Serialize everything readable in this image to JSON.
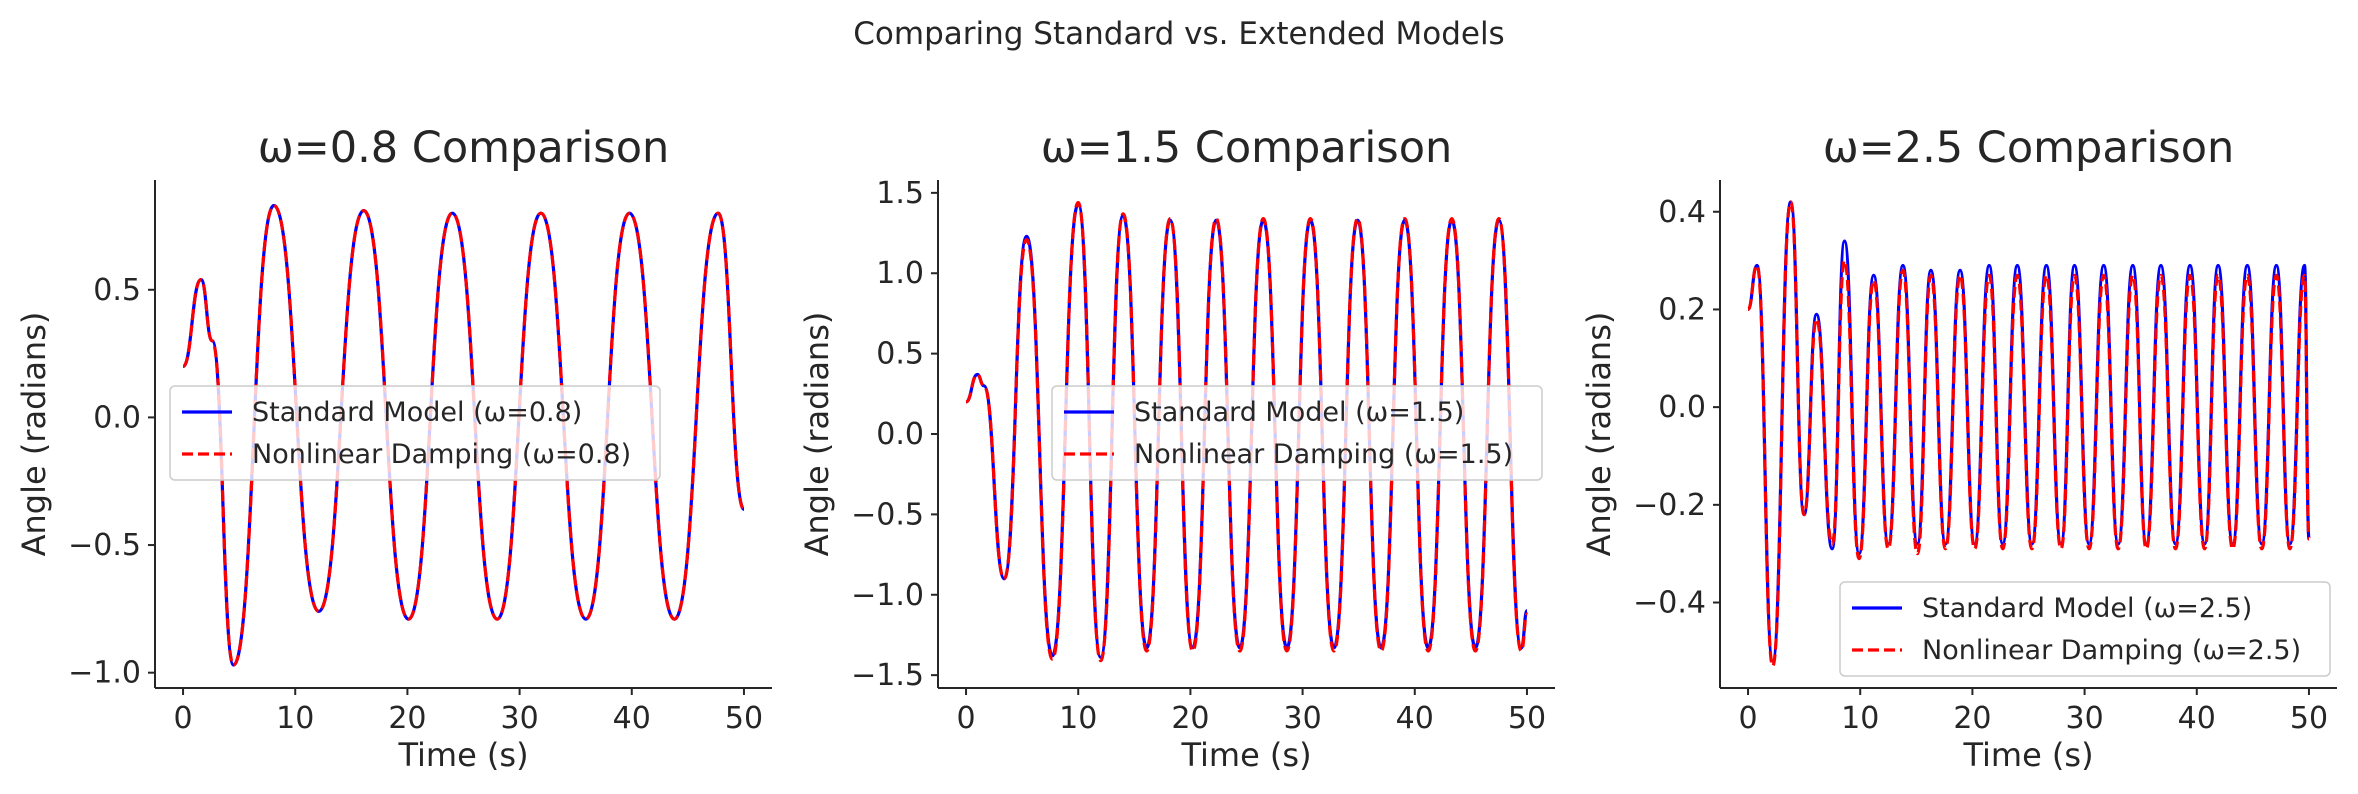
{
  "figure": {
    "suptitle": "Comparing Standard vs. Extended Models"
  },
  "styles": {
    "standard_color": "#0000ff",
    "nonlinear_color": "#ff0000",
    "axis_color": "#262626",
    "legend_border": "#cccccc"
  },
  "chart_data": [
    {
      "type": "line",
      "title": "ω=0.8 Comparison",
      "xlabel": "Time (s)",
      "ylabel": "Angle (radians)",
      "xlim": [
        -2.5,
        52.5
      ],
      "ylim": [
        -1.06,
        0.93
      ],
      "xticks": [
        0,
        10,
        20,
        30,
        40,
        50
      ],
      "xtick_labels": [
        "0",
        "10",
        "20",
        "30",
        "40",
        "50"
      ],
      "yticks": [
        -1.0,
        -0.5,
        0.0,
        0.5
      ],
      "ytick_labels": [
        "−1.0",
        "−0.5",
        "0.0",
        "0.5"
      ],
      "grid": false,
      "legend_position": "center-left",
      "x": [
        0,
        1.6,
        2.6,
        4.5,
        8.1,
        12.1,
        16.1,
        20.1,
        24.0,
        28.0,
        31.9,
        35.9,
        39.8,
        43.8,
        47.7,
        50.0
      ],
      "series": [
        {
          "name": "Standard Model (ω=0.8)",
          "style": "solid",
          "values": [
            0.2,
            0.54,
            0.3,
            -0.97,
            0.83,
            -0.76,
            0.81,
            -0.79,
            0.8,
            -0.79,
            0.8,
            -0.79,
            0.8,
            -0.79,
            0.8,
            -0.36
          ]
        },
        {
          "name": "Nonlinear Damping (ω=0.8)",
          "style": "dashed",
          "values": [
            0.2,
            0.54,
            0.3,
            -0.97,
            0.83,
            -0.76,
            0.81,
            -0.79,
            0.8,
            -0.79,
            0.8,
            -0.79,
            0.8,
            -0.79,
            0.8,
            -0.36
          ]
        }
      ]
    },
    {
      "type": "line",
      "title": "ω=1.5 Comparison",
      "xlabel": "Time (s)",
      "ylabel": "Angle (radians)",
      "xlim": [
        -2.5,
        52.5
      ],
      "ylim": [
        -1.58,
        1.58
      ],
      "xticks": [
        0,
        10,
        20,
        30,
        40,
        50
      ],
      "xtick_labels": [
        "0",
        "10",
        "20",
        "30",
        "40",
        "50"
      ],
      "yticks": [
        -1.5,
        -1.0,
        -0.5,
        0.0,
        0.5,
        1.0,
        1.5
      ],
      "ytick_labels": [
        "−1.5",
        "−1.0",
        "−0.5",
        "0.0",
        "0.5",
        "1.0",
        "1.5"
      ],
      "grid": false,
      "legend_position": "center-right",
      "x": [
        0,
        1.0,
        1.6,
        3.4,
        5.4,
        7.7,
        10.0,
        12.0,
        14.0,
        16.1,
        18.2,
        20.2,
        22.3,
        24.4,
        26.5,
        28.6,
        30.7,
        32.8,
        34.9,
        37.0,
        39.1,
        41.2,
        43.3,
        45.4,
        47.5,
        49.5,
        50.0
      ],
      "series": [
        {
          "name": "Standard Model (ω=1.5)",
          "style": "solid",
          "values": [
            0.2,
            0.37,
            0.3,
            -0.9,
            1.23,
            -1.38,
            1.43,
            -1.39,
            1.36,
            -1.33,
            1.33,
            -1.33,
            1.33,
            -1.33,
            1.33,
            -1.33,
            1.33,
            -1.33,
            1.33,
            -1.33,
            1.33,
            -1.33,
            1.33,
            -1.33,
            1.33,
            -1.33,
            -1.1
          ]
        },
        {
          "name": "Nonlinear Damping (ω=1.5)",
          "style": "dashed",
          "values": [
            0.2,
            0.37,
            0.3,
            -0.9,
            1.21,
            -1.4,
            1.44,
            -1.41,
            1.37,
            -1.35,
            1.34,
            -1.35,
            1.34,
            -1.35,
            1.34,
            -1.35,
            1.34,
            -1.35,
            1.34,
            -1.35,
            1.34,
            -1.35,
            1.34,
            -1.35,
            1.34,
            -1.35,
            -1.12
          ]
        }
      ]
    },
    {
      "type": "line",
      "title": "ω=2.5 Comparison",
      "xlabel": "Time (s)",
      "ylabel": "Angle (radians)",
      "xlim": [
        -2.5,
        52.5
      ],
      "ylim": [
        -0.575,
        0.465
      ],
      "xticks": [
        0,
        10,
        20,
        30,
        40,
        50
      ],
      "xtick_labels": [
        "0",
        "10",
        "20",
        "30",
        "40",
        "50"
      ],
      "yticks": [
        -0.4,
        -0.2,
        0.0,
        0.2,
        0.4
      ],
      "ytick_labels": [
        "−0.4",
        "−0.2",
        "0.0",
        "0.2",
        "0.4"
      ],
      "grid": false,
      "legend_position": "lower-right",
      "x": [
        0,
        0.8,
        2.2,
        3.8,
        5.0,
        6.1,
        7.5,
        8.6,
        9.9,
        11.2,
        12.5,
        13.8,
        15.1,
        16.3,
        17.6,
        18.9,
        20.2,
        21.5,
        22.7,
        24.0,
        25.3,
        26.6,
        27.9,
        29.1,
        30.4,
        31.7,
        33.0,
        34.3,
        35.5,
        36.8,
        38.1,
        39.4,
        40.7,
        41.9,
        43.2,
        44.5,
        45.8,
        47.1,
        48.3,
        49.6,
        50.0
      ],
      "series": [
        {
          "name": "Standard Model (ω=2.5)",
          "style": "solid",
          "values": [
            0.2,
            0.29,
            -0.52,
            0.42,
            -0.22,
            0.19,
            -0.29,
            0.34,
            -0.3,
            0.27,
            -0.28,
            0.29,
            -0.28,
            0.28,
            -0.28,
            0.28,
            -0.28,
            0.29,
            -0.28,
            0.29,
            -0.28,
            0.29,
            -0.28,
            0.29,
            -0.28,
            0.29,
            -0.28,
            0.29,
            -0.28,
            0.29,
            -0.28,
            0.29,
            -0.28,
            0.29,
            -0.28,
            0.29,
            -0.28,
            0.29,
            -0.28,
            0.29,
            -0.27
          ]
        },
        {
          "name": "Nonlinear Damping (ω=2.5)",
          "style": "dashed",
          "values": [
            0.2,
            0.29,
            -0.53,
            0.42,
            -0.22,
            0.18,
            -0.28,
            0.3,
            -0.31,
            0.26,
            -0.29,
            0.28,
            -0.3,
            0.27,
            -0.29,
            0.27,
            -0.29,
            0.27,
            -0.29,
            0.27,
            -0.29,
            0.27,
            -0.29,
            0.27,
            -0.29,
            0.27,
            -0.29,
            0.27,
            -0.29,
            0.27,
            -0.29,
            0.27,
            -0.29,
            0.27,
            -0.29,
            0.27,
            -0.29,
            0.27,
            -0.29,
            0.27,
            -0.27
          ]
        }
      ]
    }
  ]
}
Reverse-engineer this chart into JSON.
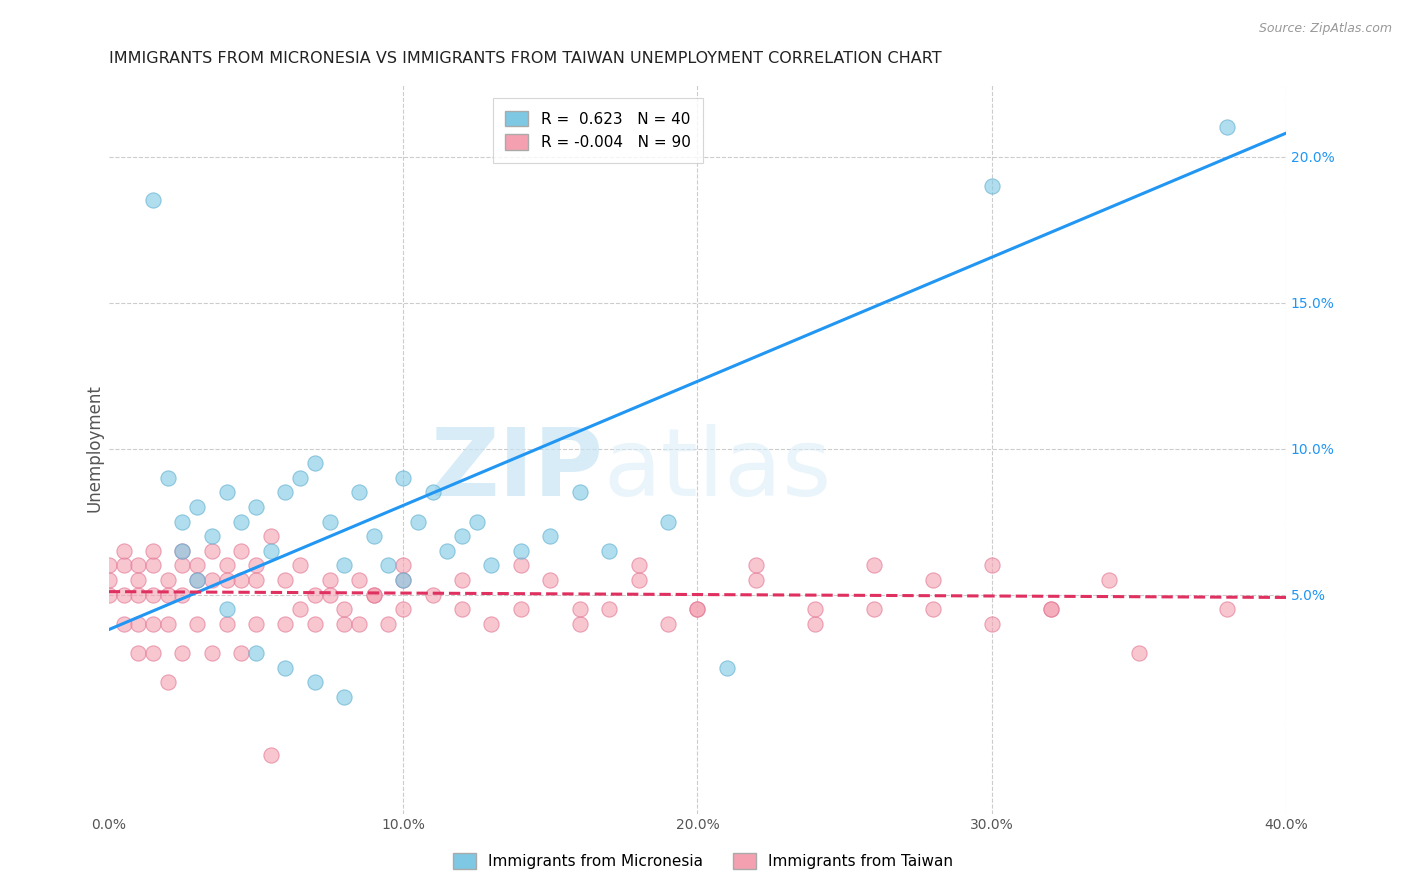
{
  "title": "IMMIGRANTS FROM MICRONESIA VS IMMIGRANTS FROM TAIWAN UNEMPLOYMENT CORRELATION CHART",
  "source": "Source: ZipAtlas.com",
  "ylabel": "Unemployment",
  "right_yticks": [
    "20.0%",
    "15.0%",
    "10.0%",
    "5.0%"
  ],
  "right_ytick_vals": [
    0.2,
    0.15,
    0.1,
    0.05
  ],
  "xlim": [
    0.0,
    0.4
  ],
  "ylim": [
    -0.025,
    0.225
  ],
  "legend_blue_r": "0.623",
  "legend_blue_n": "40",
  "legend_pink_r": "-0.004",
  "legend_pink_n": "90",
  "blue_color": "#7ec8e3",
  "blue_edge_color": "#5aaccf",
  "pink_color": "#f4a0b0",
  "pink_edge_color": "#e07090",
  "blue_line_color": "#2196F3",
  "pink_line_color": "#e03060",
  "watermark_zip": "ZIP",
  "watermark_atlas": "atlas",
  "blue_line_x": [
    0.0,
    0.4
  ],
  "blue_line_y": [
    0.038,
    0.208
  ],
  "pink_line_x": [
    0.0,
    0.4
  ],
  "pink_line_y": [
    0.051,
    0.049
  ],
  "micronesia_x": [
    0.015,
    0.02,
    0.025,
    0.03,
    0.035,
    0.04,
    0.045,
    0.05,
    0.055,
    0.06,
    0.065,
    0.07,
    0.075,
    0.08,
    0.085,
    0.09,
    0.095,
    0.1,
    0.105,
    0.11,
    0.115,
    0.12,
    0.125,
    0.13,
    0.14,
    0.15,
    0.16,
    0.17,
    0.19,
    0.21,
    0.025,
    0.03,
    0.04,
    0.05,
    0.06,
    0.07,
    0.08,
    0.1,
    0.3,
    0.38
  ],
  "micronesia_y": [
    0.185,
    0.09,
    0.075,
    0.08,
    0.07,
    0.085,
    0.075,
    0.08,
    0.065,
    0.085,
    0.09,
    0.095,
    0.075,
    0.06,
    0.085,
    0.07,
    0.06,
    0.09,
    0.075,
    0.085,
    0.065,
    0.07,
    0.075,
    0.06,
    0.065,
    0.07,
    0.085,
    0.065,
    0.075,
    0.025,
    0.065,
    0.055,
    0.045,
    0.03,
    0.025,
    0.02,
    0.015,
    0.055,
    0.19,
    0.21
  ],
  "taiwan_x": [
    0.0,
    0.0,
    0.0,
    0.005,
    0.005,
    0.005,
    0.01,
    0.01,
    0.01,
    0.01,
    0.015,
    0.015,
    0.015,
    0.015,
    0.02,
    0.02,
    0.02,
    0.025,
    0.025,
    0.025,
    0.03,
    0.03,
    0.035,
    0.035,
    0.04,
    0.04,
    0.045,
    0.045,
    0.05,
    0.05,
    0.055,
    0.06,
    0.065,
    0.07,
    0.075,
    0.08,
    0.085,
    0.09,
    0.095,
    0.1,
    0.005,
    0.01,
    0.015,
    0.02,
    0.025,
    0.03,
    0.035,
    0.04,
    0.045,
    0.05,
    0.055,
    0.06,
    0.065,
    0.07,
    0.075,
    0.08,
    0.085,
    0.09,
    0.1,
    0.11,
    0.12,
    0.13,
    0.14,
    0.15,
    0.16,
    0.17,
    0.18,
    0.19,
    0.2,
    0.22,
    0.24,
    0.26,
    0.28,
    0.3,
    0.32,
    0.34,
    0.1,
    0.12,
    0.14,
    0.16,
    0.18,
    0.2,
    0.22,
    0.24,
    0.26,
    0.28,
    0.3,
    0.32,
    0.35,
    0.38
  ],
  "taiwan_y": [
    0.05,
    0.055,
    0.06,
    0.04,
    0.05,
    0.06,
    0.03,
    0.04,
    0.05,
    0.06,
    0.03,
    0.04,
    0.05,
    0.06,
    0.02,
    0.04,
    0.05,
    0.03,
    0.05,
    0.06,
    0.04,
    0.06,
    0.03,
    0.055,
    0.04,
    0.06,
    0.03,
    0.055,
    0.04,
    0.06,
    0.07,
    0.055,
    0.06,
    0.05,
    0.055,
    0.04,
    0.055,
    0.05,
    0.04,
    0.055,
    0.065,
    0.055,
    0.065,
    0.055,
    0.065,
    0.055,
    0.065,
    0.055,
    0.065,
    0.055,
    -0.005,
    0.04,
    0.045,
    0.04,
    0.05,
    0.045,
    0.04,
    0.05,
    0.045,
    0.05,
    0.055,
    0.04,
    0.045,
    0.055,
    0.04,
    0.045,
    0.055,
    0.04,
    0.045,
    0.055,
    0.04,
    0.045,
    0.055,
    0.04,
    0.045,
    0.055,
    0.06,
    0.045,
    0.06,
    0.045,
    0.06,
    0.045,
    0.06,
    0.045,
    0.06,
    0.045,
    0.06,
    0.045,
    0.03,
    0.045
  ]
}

--- --- ---

▸ Goal of the exercise
Report how many lines of the listing above include the word "Comparison". Say nothing but the number.

▸ Written answer
3